** BEGIN Entries **

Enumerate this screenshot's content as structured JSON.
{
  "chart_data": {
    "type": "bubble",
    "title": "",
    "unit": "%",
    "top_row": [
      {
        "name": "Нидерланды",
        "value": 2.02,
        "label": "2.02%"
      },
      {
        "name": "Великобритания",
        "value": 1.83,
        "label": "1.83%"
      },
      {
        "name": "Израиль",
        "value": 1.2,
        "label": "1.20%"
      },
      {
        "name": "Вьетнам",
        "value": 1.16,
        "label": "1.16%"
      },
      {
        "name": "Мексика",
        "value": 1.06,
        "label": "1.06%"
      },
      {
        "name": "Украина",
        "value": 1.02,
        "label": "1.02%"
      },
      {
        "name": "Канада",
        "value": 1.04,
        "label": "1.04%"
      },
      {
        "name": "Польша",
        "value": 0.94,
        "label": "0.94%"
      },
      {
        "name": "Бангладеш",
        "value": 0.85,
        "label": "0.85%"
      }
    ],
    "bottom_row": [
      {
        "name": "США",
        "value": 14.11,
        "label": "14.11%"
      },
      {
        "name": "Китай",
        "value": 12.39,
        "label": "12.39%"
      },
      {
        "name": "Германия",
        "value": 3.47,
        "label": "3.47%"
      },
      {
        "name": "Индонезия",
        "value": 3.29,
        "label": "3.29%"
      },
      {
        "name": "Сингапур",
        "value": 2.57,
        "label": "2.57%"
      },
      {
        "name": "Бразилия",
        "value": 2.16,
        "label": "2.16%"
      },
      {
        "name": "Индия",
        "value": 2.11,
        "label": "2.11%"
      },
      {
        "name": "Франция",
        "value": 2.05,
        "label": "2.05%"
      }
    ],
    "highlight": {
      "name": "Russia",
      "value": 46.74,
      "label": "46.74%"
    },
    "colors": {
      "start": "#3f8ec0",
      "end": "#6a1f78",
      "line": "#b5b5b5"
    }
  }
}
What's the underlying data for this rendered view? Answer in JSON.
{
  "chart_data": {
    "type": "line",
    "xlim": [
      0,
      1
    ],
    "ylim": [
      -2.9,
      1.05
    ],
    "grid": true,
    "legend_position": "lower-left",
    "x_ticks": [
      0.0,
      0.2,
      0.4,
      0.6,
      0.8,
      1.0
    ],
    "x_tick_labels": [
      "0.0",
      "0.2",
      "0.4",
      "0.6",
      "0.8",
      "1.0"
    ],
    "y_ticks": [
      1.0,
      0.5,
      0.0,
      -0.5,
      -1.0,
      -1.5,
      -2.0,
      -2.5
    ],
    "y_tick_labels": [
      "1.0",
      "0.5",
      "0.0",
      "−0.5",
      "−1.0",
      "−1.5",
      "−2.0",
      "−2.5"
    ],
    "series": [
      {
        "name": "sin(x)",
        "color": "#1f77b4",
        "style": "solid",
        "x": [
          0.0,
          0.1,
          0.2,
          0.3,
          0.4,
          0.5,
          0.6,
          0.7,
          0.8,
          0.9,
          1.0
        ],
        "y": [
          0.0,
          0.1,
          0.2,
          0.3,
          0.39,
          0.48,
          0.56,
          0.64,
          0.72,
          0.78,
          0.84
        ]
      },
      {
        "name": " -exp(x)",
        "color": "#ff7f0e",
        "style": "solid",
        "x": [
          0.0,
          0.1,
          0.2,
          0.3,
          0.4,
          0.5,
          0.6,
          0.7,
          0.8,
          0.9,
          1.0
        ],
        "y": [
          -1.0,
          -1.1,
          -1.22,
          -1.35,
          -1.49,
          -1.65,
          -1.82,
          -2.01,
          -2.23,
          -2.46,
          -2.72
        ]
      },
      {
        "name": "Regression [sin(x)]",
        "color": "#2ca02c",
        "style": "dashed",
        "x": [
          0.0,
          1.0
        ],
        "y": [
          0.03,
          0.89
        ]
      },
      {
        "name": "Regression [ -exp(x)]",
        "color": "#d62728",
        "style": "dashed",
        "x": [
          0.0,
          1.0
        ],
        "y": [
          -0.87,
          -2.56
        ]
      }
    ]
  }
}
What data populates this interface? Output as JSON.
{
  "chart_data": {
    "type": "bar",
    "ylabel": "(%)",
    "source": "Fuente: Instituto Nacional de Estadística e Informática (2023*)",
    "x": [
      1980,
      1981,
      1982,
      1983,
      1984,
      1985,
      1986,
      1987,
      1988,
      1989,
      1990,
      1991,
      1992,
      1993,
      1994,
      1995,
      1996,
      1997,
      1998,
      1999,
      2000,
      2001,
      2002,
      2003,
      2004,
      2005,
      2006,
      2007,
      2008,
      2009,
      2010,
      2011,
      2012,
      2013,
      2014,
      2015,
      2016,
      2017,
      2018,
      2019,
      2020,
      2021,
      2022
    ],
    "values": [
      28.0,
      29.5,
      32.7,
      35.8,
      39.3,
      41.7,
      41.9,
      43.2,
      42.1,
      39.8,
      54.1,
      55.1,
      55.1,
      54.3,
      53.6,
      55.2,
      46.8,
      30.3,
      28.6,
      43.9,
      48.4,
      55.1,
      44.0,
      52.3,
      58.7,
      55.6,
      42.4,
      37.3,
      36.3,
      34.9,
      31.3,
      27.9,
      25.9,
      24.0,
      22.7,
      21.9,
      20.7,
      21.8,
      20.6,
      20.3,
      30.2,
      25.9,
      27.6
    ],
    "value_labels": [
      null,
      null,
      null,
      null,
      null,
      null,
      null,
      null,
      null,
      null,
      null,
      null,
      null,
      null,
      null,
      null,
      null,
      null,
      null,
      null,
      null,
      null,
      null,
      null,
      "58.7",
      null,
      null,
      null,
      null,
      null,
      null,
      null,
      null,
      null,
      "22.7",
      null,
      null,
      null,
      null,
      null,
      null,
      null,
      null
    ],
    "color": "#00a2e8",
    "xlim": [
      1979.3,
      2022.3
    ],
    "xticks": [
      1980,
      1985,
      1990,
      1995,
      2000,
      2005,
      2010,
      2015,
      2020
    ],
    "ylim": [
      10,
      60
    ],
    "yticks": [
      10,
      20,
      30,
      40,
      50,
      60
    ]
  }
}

** END Entries **

## Stated goal:
Return the full listing, character for character.

## Written answer:
Enumerate this screenshot's content as structured JSON.
{
  "chart_data": {
    "type": "bubble",
    "title": "",
    "unit": "%",
    "top_row": [
      {
        "name": "Нидерланды",
        "value": 2.02,
        "label": "2.02%"
      },
      {
        "name": "Великобритания",
        "value": 1.83,
        "label": "1.83%"
      },
      {
        "name": "Израиль",
        "value": 1.2,
        "label": "1.20%"
      },
      {
        "name": "Вьетнам",
        "value": 1.16,
        "label": "1.16%"
      },
      {
        "name": "Мексика",
        "value": 1.06,
        "label": "1.06%"
      },
      {
        "name": "Украина",
        "value": 1.02,
        "label": "1.02%"
      },
      {
        "name": "Канада",
        "value": 1.04,
        "label": "1.04%"
      },
      {
        "name": "Польша",
        "value": 0.94,
        "label": "0.94%"
      },
      {
        "name": "Бангладеш",
        "value": 0.85,
        "label": "0.85%"
      }
    ],
    "bottom_row": [
      {
        "name": "США",
        "value": 14.11,
        "label": "14.11%"
      },
      {
        "name": "Китай",
        "value": 12.39,
        "label": "12.39%"
      },
      {
        "name": "Германия",
        "value": 3.47,
        "label": "3.47%"
      },
      {
        "name": "Индонезия",
        "value": 3.29,
        "label": "3.29%"
      },
      {
        "name": "Сингапур",
        "value": 2.57,
        "label": "2.57%"
      },
      {
        "name": "Бразилия",
        "value": 2.16,
        "label": "2.16%"
      },
      {
        "name": "Индия",
        "value": 2.11,
        "label": "2.11%"
      },
      {
        "name": "Франция",
        "value": 2.05,
        "label": "2.05%"
      }
    ],
    "highlight": {
      "name": "Russia",
      "value": 46.74,
      "label": "46.74%"
    },
    "colors": {
      "start": "#3f8ec0",
      "end": "#6a1f78",
      "line": "#b5b5b5"
    }
  }
}
What's the underlying data for this rendered view? Answer in JSON.
{
  "chart_data": {
    "type": "line",
    "xlim": [
      0,
      1
    ],
    "ylim": [
      -2.9,
      1.05
    ],
    "grid": true,
    "legend_position": "lower-left",
    "x_ticks": [
      0.0,
      0.2,
      0.4,
      0.6,
      0.8,
      1.0
    ],
    "x_tick_labels": [
      "0.0",
      "0.2",
      "0.4",
      "0.6",
      "0.8",
      "1.0"
    ],
    "y_ticks": [
      1.0,
      0.5,
      0.0,
      -0.5,
      -1.0,
      -1.5,
      -2.0,
      -2.5
    ],
    "y_tick_labels": [
      "1.0",
      "0.5",
      "0.0",
      "−0.5",
      "−1.0",
      "−1.5",
      "−2.0",
      "−2.5"
    ],
    "series": [
      {
        "name": "sin(x)",
        "color": "#1f77b4",
        "style": "solid",
        "x": [
          0.0,
          0.1,
          0.2,
          0.3,
          0.4,
          0.5,
          0.6,
          0.7,
          0.8,
          0.9,
          1.0
        ],
        "y": [
          0.0,
          0.1,
          0.2,
          0.3,
          0.39,
          0.48,
          0.56,
          0.64,
          0.72,
          0.78,
          0.84
        ]
      },
      {
        "name": " -exp(x)",
        "color": "#ff7f0e",
        "style": "solid",
        "x": [
          0.0,
          0.1,
          0.2,
          0.3,
          0.4,
          0.5,
          0.6,
          0.7,
          0.8,
          0.9,
          1.0
        ],
        "y": [
          -1.0,
          -1.1,
          -1.22,
          -1.35,
          -1.49,
          -1.65,
          -1.82,
          -2.01,
          -2.23,
          -2.46,
          -2.72
        ]
      },
      {
        "name": "Regression [sin(x)]",
        "color": "#2ca02c",
        "style": "dashed",
        "x": [
          0.0,
          1.0
        ],
        "y": [
          0.03,
          0.89
        ]
      },
      {
        "name": "Regression [ -exp(x)]",
        "color": "#d62728",
        "style": "dashed",
        "x": [
          0.0,
          1.0
        ],
        "y": [
          -0.87,
          -2.56
        ]
      }
    ]
  }
}
What data populates this interface? Output as JSON.
{
  "chart_data": {
    "type": "bar",
    "ylabel": "(%)",
    "source": "Fuente: Instituto Nacional de Estadística e Informática (2023*)",
    "x": [
      1980,
      1981,
      1982,
      1983,
      1984,
      1985,
      1986,
      1987,
      1988,
      1989,
      1990,
      1991,
      1992,
      1993,
      1994,
      1995,
      1996,
      1997,
      1998,
      1999,
      2000,
      2001,
      2002,
      2003,
      2004,
      2005,
      2006,
      2007,
      2008,
      2009,
      2010,
      2011,
      2012,
      2013,
      2014,
      2015,
      2016,
      2017,
      2018,
      2019,
      2020,
      2021,
      2022
    ],
    "values": [
      28.0,
      29.5,
      32.7,
      35.8,
      39.3,
      41.7,
      41.9,
      43.2,
      42.1,
      39.8,
      54.1,
      55.1,
      55.1,
      54.3,
      53.6,
      55.2,
      46.8,
      30.3,
      28.6,
      43.9,
      48.4,
      55.1,
      44.0,
      52.3,
      58.7,
      55.6,
      42.4,
      37.3,
      36.3,
      34.9,
      31.3,
      27.9,
      25.9,
      24.0,
      22.7,
      21.9,
      20.7,
      21.8,
      20.6,
      20.3,
      30.2,
      25.9,
      27.6
    ],
    "value_labels": [
      null,
      null,
      null,
      null,
      null,
      null,
      null,
      null,
      null,
      null,
      null,
      null,
      null,
      null,
      null,
      null,
      null,
      null,
      null,
      null,
      null,
      null,
      null,
      null,
      "58.7",
      null,
      null,
      null,
      null,
      null,
      null,
      null,
      null,
      null,
      "22.7",
      null,
      null,
      null,
      null,
      null,
      null,
      null,
      null
    ],
    "color": "#00a2e8",
    "xlim": [
      1979.3,
      2022.3
    ],
    "xticks": [
      1980,
      1985,
      1990,
      1995,
      2000,
      2005,
      2010,
      2015,
      2020
    ],
    "ylim": [
      10,
      60
    ],
    "yticks": [
      10,
      20,
      30,
      40,
      50,
      60
    ]
  }
}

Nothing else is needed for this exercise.